Activity:
Only a number is wanted here: the count of lines in the entries below that include the word "Monitor".

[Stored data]
○ ○ ○ ○ ○ ○ ○
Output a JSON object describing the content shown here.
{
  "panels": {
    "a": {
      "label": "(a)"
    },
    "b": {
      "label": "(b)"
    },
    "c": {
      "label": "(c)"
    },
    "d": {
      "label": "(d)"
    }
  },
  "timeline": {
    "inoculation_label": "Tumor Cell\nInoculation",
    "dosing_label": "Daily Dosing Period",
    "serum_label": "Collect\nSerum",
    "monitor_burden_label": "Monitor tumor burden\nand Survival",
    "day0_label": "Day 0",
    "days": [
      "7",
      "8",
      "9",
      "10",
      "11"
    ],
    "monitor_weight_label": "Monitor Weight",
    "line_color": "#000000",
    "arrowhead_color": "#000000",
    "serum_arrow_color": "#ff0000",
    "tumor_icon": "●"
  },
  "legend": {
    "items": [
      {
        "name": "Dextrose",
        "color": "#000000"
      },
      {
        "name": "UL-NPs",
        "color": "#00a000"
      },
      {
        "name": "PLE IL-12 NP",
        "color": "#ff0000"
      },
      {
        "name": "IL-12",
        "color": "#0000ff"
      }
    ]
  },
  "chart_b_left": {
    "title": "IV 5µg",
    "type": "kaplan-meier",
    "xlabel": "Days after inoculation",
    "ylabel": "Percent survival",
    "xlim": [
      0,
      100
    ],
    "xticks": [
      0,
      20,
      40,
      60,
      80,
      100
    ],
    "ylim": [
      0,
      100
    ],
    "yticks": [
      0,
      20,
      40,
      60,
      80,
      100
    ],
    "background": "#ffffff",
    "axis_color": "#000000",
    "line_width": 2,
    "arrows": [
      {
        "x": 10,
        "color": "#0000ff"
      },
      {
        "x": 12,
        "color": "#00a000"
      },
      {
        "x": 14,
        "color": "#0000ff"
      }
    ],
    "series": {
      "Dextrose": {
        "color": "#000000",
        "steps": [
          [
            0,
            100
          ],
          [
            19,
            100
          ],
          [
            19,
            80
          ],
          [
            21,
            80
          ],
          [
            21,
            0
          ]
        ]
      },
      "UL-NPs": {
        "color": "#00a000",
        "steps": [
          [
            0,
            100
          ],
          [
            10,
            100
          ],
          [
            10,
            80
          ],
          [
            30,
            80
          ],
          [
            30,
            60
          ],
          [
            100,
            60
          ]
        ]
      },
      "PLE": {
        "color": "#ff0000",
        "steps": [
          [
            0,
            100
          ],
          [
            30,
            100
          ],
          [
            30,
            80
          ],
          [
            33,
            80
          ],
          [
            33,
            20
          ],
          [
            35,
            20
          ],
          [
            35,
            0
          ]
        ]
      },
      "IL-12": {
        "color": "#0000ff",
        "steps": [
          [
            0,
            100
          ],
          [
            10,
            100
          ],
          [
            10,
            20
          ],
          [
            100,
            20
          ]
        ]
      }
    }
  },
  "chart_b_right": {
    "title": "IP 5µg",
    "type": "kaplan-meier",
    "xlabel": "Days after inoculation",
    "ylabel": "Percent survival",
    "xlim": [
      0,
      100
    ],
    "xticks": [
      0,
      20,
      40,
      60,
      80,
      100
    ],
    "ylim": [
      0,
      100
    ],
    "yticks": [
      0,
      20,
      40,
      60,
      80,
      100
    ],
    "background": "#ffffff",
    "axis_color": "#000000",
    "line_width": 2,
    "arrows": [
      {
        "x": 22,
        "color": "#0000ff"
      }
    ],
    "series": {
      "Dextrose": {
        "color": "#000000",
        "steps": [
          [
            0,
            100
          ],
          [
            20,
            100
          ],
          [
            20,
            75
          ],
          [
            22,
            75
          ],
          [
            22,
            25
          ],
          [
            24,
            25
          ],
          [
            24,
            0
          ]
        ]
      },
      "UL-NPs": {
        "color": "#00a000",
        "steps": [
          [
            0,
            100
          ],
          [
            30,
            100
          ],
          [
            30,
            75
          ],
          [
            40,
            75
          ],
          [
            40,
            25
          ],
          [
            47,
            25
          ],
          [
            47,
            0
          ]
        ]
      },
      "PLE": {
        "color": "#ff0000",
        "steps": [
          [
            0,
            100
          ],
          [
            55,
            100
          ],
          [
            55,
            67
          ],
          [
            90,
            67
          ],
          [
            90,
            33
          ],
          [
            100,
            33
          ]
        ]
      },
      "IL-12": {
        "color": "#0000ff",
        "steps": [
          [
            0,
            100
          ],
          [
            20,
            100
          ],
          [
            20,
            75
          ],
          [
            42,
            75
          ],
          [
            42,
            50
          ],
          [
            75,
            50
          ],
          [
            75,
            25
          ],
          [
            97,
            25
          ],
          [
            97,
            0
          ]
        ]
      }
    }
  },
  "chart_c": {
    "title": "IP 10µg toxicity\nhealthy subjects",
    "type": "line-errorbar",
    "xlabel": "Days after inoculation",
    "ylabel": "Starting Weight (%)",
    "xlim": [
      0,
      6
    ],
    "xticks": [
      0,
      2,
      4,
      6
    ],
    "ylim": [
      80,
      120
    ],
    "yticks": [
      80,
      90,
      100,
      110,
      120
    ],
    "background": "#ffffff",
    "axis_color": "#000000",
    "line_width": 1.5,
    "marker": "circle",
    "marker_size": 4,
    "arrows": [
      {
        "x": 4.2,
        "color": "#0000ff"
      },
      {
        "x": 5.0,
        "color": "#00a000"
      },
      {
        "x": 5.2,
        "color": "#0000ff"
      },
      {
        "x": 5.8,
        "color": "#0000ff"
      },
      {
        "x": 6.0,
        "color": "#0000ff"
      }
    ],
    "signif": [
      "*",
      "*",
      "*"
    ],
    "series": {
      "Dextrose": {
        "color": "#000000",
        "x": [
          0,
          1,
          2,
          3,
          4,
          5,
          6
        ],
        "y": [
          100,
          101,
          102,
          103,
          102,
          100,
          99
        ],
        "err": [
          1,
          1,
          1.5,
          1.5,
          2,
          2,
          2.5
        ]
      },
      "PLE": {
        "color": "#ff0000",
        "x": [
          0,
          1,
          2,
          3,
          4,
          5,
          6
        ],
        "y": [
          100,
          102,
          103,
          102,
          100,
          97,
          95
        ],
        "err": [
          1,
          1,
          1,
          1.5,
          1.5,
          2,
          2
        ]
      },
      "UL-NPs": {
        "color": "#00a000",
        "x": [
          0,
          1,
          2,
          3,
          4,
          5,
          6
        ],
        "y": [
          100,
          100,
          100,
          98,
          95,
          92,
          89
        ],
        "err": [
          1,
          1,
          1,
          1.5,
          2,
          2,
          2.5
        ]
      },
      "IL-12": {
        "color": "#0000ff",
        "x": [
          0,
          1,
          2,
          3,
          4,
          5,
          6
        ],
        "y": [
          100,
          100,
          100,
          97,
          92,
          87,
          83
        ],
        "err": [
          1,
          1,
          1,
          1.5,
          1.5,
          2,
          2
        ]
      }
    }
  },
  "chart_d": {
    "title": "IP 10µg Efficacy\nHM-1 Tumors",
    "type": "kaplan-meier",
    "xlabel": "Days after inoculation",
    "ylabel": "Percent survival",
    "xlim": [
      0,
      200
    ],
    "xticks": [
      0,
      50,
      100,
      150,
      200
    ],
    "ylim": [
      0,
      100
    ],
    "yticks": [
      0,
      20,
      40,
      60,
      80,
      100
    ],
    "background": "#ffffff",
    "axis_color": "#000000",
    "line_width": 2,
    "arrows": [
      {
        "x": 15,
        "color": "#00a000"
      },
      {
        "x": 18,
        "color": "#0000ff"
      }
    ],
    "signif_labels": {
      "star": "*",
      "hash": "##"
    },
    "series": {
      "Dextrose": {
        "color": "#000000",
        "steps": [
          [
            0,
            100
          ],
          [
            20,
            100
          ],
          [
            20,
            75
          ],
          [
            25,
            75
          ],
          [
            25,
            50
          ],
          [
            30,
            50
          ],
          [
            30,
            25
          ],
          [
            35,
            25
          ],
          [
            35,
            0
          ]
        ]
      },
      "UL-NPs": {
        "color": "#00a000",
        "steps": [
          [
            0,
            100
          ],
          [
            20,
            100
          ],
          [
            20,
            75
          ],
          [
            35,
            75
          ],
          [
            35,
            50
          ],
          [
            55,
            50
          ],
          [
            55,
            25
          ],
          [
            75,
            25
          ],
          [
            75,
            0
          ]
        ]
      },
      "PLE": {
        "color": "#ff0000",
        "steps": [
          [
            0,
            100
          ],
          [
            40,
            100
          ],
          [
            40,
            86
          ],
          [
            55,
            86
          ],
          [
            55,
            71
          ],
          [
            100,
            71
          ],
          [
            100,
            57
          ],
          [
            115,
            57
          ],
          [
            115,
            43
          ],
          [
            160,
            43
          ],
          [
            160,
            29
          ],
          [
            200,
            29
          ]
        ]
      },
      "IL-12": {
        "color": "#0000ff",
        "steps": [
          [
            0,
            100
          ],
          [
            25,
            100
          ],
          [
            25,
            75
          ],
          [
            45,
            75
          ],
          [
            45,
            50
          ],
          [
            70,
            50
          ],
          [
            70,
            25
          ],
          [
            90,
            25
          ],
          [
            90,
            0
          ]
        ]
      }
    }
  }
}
○ ○ ○ ○ ○ ○ ○
Your solution:
2